Task description —
Reproduce everything in the ESG investing text from "That mantra may" down to "of buying in.", swapping "wealthiest" for "most affluent".

Source text —
■ ■ ■

That mantra may play well in board meetings, but companies often hold on to cash or buy back shares, helping the wealthiest entities get even richer, rather than investing in their employees or communities. The solution, Jones believes, is to "...use capitalism itself" to redefine what it means to be a stakeholder in a company, so that other groups, such as workers, also reap the benefits of buying in.

Jones' strategy belies a broader shift in the responsible investing space. While early ESG strategies were simply exclusionary, managers are finding new ways to harness the customization offered by ESG, adjusting indexes to investors' hyper-specific preferences and motivations.

The resulting strategies have clearer goals, which are easier for investors to understand, and for managers to quantify, compared to the earlier days of ESG screening. "You can use a standard ESG overlay and you'll get an improvement in ESG score, but you won't necessarily get a reduction in carbon," says Martin Kremenstein, head of retirement products and exchange-traded funds at Nuveen.

In the past, exclusionary investing strategies would typically remove a significant portion energy or utility stocks from a traditional benchmark. This would skew the portfolio away from the benchmark sector exposures and result in a "growth portfolio," says Kremenstein.

Nuveen's current strategies seek to reduce a portfolio's carbon footprint while maintaining close-to-benchmark sector exposures. "We want to have full-sector coverage," says Kremenstein.

"Ultimately, the long term goal [for Nuveen] is, wherever you see assets in a non-ESG ETF, you should see an ESG version of it from us."

Fixed Income ETFs Come of Age

One of the primary concerns that investors have regarding fixed income ETFs centers on liquidity. While ETFs are highly liquid, or easily tradable on equity exchanges, the underlying securities are more thinly traded. When markets are volatile, this could theoretically lead to dramatic swings in price.

■ ■ ■

(Document structure recognition data)

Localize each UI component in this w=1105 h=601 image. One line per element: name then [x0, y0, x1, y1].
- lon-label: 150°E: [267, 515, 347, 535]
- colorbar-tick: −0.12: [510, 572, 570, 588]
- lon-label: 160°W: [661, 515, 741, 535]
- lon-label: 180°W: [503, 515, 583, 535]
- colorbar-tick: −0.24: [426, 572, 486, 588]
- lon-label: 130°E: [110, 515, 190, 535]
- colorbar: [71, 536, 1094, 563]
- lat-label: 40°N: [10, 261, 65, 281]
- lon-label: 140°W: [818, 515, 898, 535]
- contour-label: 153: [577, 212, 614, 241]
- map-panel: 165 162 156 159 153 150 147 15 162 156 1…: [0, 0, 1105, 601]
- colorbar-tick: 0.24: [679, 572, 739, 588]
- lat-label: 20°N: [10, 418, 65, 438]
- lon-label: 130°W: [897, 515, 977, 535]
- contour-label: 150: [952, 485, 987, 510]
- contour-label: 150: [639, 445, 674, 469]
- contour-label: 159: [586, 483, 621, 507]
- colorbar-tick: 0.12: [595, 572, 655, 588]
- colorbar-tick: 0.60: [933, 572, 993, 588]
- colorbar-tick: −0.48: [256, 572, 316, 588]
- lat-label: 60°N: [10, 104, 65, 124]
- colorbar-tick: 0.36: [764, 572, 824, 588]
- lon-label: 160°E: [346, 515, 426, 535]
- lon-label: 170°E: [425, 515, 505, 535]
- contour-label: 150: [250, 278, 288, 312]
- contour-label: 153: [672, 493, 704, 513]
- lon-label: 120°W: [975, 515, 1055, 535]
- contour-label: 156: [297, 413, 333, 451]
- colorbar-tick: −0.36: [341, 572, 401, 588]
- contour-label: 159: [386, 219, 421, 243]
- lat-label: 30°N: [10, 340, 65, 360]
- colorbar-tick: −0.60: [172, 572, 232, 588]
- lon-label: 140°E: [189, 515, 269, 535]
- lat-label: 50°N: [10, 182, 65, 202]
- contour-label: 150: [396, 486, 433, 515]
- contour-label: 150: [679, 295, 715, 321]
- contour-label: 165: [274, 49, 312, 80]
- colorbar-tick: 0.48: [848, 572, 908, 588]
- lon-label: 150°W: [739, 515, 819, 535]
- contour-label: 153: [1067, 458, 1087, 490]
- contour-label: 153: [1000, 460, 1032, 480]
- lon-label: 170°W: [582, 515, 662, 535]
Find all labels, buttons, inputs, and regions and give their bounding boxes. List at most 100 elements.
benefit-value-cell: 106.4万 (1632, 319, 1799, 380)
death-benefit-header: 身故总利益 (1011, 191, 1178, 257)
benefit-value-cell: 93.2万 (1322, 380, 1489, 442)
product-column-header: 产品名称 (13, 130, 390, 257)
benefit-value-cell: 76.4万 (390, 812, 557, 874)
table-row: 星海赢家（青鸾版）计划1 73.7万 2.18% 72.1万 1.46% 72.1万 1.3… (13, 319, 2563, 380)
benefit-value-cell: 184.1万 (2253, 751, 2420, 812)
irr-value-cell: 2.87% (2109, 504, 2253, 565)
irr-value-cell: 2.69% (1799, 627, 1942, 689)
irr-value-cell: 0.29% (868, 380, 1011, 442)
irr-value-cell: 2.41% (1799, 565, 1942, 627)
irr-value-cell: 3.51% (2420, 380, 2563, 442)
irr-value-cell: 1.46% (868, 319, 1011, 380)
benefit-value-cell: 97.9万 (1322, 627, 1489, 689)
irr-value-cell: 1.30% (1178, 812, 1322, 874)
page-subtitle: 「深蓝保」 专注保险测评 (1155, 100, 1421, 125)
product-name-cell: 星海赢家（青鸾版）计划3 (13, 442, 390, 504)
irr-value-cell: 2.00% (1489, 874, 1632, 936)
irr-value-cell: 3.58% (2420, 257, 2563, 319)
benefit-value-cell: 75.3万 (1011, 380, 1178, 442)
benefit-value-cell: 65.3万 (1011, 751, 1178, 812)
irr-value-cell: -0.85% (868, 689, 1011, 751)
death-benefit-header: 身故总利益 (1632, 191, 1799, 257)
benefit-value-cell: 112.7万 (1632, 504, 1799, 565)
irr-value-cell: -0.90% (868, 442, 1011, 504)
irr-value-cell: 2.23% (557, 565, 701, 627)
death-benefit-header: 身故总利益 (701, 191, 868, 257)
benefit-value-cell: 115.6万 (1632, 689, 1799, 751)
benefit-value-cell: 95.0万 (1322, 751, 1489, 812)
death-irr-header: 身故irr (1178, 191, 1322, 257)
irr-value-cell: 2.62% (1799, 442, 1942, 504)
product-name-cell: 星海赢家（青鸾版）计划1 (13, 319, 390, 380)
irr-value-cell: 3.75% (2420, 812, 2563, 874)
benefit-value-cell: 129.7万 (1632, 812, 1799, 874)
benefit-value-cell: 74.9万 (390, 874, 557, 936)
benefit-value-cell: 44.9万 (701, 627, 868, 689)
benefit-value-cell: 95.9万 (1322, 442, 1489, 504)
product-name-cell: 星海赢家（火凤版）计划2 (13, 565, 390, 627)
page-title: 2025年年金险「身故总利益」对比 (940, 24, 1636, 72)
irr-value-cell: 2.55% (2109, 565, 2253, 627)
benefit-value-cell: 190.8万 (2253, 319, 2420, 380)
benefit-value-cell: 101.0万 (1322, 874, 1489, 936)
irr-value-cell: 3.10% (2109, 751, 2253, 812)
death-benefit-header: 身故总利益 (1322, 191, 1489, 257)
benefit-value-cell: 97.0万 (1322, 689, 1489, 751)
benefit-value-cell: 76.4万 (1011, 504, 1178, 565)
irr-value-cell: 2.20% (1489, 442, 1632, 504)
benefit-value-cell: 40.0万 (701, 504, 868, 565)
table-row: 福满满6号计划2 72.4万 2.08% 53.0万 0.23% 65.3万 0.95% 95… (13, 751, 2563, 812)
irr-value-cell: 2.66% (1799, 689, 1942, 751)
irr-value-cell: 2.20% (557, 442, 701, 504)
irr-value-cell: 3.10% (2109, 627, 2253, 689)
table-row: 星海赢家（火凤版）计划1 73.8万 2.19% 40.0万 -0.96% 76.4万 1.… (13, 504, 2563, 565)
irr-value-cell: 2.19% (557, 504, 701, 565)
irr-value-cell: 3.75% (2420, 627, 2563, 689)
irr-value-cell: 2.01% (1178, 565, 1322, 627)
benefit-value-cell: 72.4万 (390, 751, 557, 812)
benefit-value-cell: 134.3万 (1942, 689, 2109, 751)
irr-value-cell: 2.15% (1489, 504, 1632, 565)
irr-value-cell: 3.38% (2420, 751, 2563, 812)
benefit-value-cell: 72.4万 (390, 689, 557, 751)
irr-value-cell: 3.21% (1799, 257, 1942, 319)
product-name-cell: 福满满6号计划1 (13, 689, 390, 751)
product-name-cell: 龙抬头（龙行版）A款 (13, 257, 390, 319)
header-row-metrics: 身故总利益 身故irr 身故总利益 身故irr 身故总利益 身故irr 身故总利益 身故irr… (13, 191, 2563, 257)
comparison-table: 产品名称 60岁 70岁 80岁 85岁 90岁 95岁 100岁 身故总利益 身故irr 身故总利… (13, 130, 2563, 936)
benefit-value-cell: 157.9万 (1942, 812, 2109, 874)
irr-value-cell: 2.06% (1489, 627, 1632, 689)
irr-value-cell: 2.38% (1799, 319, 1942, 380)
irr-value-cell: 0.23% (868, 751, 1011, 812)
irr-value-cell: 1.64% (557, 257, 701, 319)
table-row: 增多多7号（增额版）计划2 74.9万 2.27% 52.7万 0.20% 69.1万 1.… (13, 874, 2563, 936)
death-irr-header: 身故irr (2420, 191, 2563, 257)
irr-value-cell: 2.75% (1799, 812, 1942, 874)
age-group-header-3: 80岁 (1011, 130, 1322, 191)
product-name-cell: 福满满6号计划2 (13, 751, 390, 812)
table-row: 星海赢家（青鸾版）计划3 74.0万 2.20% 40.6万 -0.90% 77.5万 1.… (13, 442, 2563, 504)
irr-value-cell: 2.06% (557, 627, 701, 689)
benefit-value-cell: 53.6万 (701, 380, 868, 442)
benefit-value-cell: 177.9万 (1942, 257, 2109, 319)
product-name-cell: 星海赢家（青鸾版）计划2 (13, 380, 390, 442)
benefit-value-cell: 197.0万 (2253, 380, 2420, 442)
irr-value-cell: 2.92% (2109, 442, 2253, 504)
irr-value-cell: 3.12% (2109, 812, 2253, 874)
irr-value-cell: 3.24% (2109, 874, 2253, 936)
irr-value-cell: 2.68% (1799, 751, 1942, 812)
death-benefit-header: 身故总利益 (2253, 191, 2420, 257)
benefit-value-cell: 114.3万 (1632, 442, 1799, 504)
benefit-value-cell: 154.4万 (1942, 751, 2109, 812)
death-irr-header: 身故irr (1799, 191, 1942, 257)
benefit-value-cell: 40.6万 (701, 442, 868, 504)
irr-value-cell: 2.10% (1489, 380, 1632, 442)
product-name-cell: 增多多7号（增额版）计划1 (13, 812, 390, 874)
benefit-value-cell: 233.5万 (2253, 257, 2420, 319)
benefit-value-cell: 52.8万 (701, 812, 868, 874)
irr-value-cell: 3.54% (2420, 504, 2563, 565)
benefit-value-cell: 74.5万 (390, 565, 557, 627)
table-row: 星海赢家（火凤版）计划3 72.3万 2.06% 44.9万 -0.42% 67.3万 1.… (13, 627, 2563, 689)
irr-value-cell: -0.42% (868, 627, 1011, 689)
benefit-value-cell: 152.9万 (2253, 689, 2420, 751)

■ ■ ■

Answer to the exercise —
That mantra may play well in board meetings, but companies often hold on to cash or buy back shares, helping the most affluent entities get even richer, rather than investing in their employees or communities. The solution, Jones believes, is to "...use capitalism itself" to redefine what it means to be a stakeholder in a company, so that other groups, such as workers, also reap the benefits of buying in.